======== Data for processing

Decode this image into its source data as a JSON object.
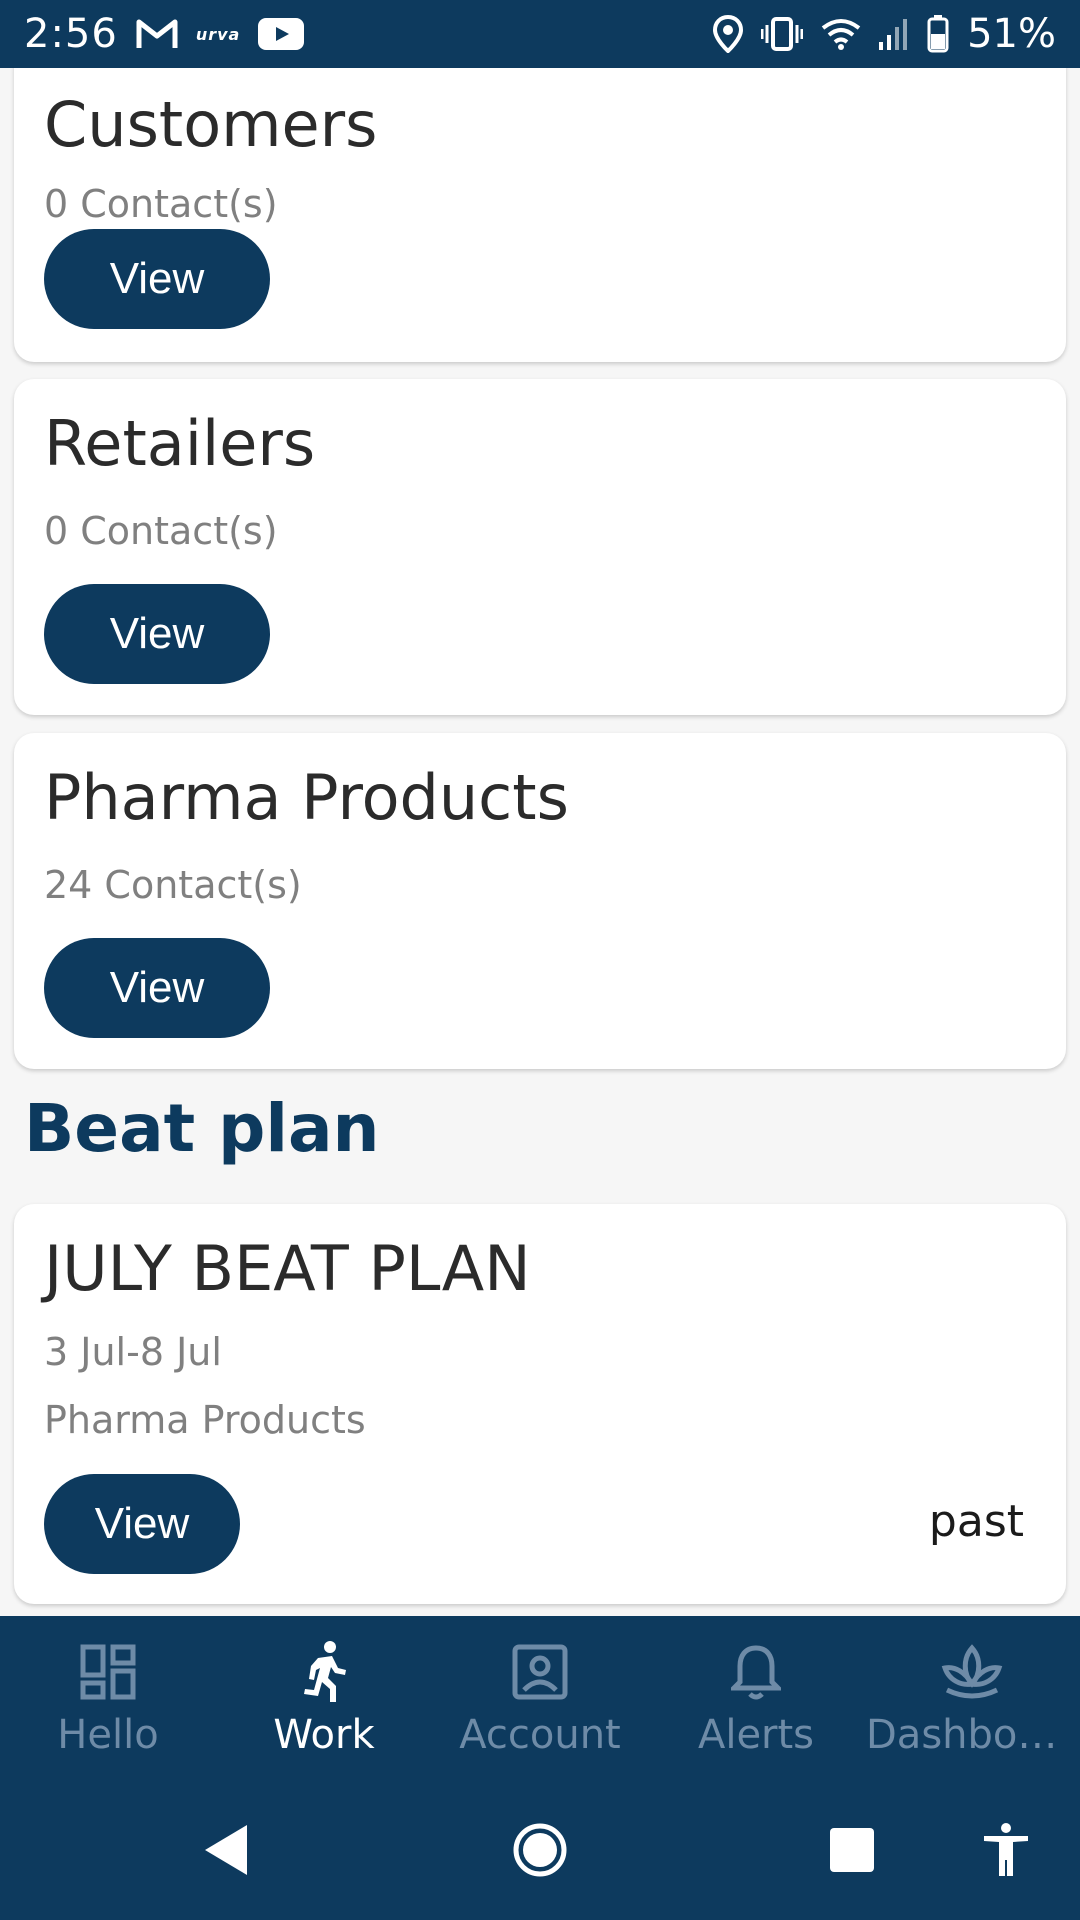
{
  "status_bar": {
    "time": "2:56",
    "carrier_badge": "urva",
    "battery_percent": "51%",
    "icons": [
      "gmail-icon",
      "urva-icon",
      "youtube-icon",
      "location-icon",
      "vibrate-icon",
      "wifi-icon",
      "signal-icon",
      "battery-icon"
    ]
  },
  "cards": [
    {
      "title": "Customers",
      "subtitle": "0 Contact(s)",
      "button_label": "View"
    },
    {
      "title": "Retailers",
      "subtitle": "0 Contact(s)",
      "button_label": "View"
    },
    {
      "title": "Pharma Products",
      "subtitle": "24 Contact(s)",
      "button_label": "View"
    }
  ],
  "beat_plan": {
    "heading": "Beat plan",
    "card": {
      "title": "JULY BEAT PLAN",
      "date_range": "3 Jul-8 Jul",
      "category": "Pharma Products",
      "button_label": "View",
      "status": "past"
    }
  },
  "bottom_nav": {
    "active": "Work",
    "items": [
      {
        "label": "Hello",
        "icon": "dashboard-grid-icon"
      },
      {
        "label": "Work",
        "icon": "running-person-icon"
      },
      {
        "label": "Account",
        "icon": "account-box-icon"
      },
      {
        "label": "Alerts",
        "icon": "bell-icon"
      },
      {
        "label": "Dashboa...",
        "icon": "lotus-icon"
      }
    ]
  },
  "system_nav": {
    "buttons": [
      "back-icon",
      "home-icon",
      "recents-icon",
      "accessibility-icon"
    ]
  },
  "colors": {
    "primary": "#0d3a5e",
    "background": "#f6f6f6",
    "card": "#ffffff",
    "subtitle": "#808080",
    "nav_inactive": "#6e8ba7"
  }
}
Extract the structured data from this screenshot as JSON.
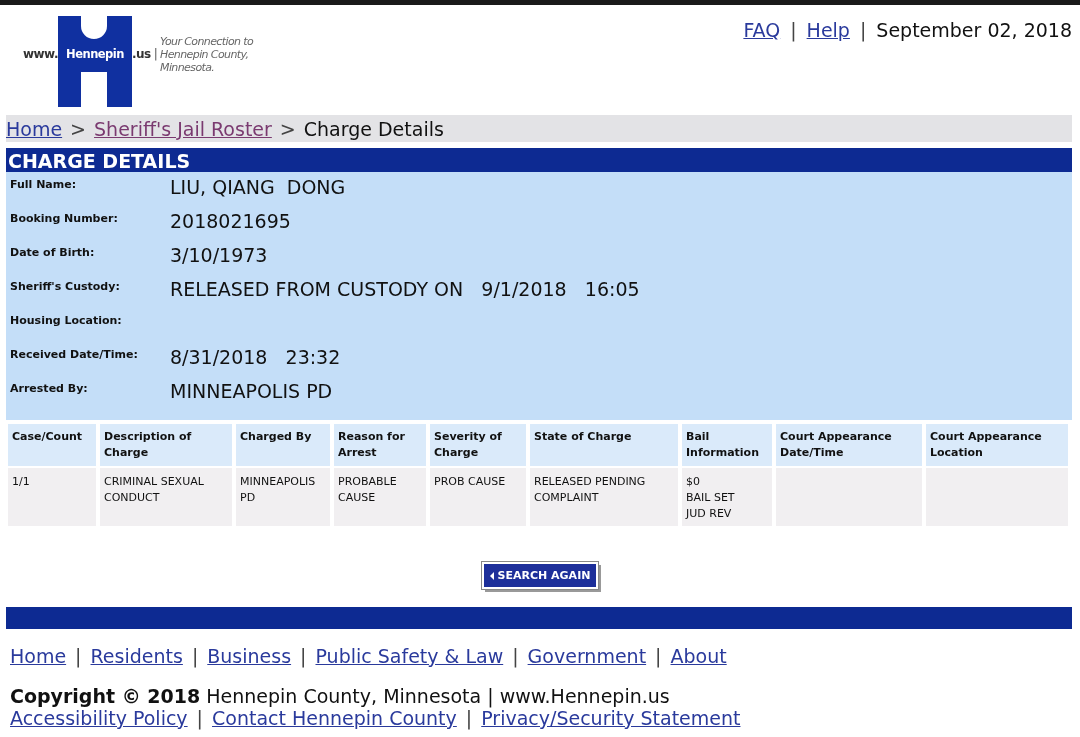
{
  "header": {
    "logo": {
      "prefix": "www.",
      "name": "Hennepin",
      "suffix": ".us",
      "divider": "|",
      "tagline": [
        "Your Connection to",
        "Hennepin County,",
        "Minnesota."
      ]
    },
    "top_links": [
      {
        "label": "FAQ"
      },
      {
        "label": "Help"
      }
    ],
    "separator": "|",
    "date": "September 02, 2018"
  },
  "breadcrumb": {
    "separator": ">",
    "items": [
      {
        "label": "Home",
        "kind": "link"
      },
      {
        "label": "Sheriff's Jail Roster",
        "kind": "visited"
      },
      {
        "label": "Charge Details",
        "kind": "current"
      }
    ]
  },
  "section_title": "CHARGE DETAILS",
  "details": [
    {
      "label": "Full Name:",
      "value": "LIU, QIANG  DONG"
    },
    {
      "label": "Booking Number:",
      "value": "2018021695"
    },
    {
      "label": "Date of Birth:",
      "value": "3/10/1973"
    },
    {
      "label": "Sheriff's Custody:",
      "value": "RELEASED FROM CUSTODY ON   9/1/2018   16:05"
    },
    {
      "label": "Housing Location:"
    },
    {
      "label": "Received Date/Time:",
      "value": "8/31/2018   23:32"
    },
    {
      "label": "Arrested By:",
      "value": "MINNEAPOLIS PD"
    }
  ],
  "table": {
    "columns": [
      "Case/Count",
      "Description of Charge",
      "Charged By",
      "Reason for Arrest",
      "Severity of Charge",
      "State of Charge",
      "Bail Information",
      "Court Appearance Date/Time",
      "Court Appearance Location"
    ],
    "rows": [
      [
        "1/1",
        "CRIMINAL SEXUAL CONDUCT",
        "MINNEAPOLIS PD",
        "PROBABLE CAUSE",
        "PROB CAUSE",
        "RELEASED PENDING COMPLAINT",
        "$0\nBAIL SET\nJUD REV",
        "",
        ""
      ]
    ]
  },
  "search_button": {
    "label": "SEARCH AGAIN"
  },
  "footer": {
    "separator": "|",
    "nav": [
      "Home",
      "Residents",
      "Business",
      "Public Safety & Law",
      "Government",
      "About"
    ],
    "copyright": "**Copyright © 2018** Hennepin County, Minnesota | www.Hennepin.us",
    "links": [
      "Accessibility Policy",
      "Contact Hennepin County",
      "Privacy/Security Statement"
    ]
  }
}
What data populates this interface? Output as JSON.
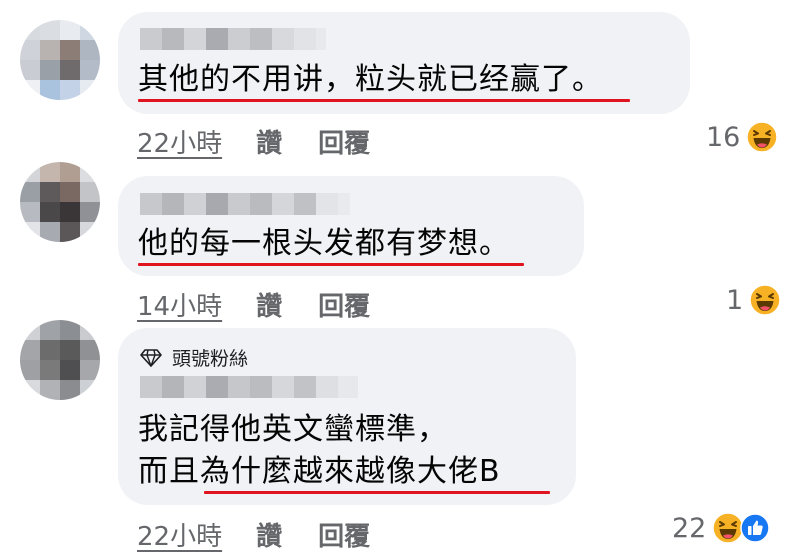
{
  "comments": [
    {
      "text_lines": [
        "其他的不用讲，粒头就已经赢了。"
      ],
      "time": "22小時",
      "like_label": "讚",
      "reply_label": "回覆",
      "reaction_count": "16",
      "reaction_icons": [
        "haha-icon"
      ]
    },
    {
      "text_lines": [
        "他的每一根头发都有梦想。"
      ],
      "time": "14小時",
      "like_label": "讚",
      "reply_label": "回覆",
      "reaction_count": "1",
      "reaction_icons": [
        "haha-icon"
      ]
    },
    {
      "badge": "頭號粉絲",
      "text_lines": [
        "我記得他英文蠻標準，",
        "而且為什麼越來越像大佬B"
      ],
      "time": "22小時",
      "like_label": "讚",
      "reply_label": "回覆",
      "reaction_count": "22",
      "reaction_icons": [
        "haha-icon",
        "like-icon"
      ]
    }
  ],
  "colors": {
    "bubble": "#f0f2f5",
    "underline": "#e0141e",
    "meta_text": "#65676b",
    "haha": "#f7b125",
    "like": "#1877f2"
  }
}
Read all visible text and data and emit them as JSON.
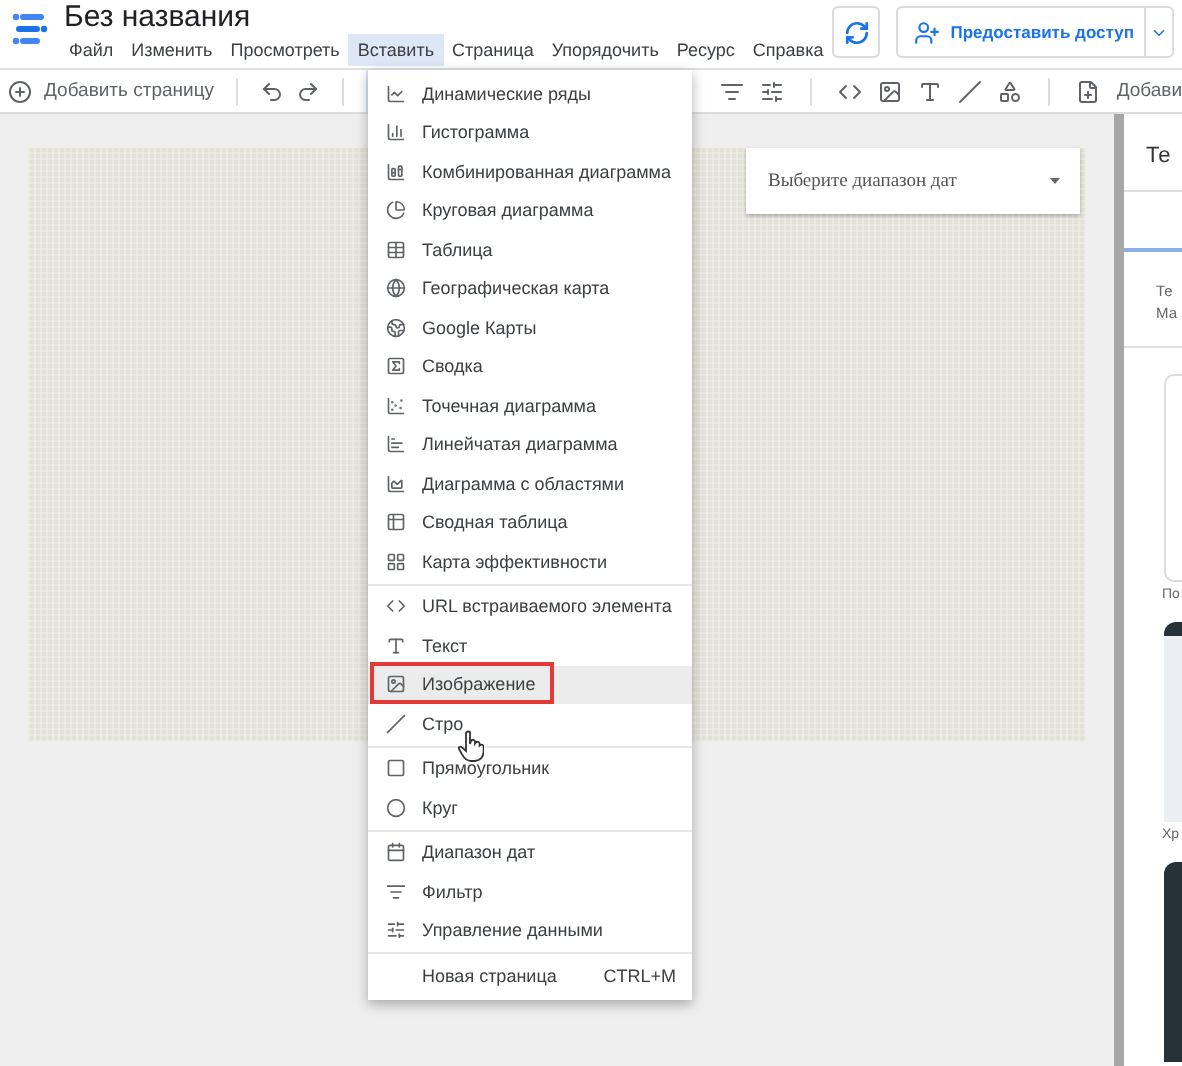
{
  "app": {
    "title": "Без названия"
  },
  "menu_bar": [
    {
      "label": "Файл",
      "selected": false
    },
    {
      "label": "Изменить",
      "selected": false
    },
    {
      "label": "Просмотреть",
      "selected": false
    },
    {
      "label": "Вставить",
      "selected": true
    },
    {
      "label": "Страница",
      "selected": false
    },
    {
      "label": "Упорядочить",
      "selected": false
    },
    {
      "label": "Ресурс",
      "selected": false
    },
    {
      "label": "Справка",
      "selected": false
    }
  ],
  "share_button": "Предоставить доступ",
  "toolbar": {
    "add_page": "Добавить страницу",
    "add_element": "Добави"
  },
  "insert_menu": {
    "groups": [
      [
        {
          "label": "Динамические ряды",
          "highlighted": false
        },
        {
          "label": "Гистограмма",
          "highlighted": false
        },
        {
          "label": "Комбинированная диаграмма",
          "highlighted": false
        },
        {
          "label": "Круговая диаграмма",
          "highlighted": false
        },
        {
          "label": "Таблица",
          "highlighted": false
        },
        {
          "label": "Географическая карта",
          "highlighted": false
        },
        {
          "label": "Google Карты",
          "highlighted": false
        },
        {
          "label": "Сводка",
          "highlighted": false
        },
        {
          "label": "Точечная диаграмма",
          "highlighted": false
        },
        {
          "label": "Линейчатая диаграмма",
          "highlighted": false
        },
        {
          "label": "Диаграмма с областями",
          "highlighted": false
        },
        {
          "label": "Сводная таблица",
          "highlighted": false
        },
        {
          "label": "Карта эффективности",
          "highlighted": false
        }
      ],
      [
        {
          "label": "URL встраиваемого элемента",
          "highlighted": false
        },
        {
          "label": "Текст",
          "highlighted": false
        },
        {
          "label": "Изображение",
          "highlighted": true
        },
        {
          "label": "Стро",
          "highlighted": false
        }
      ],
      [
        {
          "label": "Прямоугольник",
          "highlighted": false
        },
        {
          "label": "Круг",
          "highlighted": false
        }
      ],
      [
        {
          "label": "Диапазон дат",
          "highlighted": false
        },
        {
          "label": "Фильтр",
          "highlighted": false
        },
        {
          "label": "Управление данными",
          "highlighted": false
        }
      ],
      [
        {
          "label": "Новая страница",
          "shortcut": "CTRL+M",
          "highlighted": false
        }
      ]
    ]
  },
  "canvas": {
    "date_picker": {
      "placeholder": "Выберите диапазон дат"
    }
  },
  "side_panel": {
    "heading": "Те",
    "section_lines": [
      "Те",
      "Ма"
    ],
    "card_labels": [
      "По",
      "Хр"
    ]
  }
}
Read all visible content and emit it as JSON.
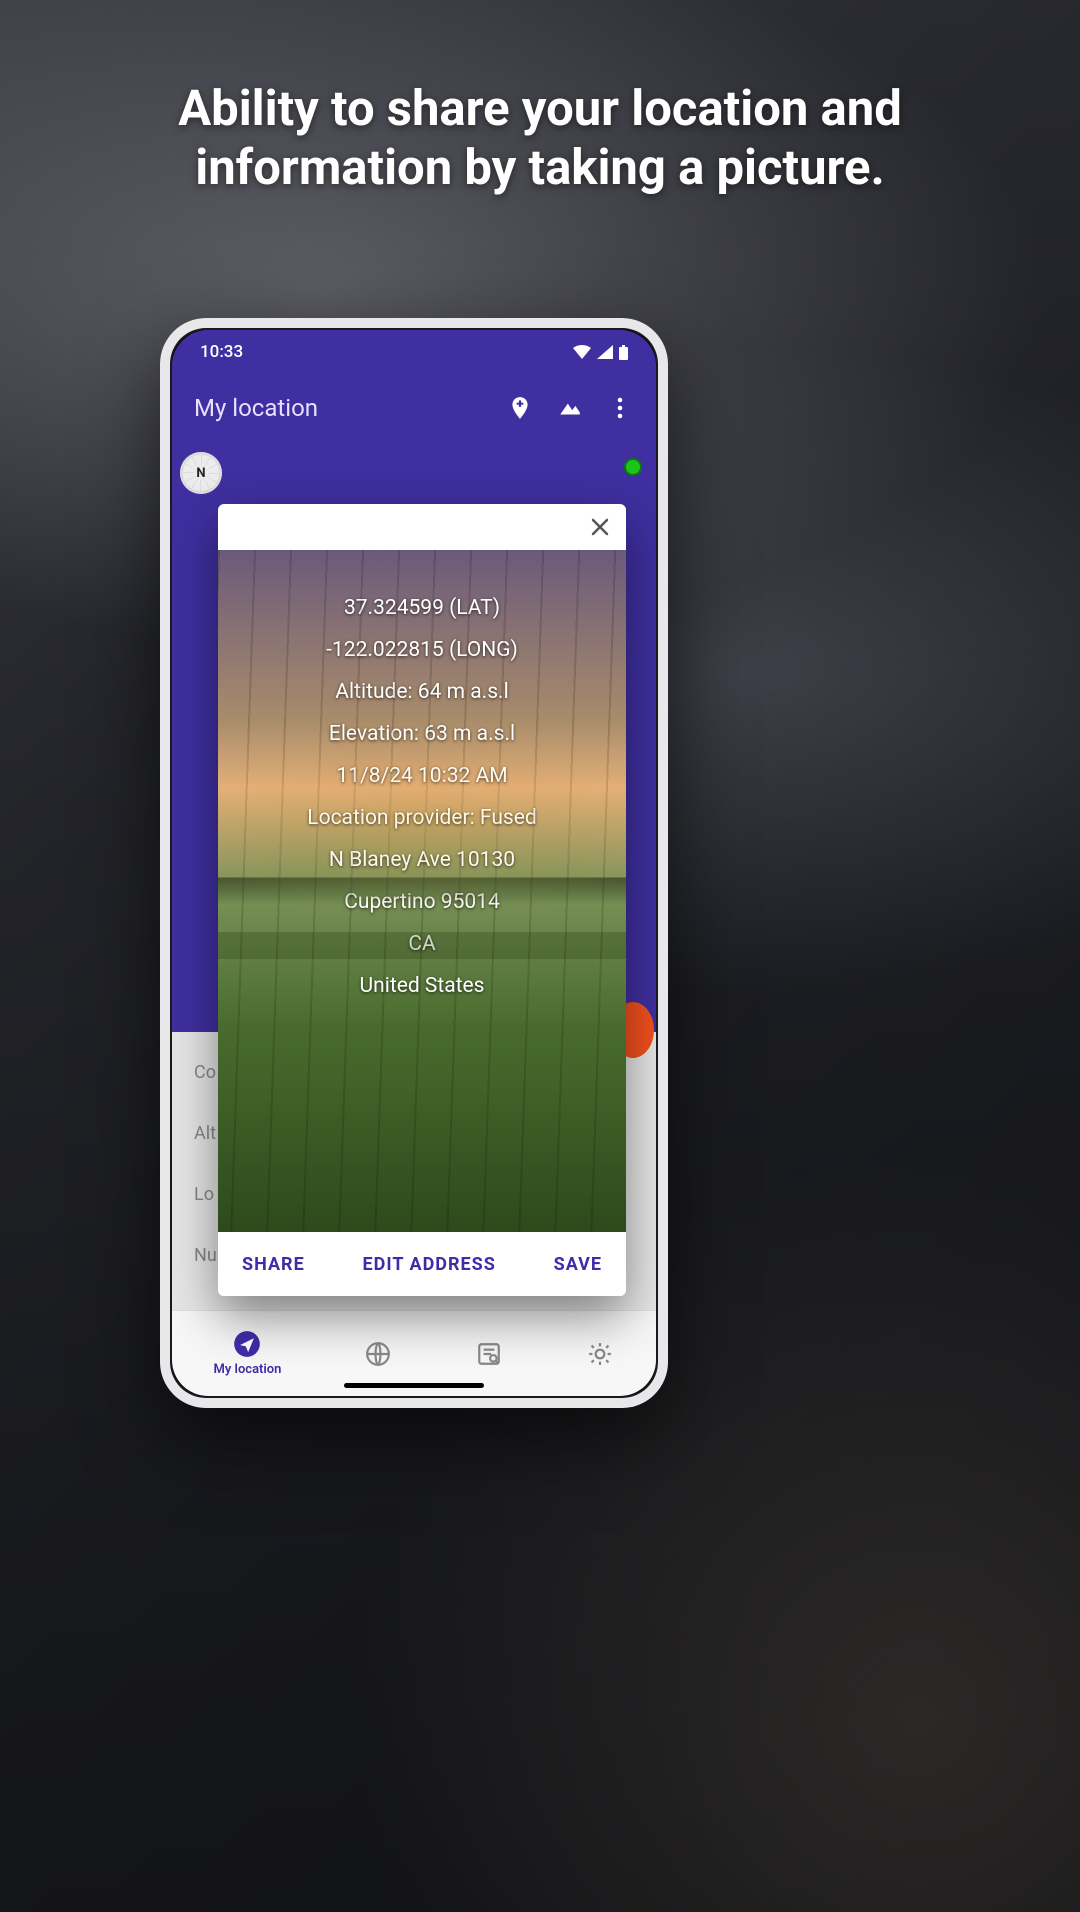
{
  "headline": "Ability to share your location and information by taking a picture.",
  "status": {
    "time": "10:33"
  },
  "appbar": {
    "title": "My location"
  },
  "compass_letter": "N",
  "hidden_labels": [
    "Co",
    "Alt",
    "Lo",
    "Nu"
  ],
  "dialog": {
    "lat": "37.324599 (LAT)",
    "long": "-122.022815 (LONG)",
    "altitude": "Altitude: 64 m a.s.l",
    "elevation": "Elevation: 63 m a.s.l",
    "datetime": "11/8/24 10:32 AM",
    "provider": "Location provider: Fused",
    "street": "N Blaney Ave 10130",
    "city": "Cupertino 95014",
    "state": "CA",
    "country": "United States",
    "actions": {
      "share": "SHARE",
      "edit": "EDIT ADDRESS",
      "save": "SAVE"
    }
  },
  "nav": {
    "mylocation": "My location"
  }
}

================

* Goal: All lines from the one holding "Read all visible content and emit it as JSON." through the last line of the entries, and nothing else, are to be output exactly; leave out the pictures.

* Answer to this exercise:
Read all visible content and emit it as JSON.
{
  "headline": "Ability to share your location and information by taking a picture.",
  "status": {
    "time": "10:33"
  },
  "appbar": {
    "title": "My location"
  },
  "compass_letter": "N",
  "hidden_labels": [
    "Co",
    "Alt",
    "Lo",
    "Nu"
  ],
  "dialog": {
    "lat": "37.324599 (LAT)",
    "long": "-122.022815 (LONG)",
    "altitude": "Altitude: 64 m a.s.l",
    "elevation": "Elevation: 63 m a.s.l",
    "datetime": "11/8/24 10:32 AM",
    "provider": "Location provider: Fused",
    "street": "N Blaney Ave 10130",
    "city": "Cupertino 95014",
    "state": "CA",
    "country": "United States",
    "actions": {
      "share": "SHARE",
      "edit": "EDIT ADDRESS",
      "save": "SAVE"
    }
  },
  "nav": {
    "mylocation": "My location"
  }
}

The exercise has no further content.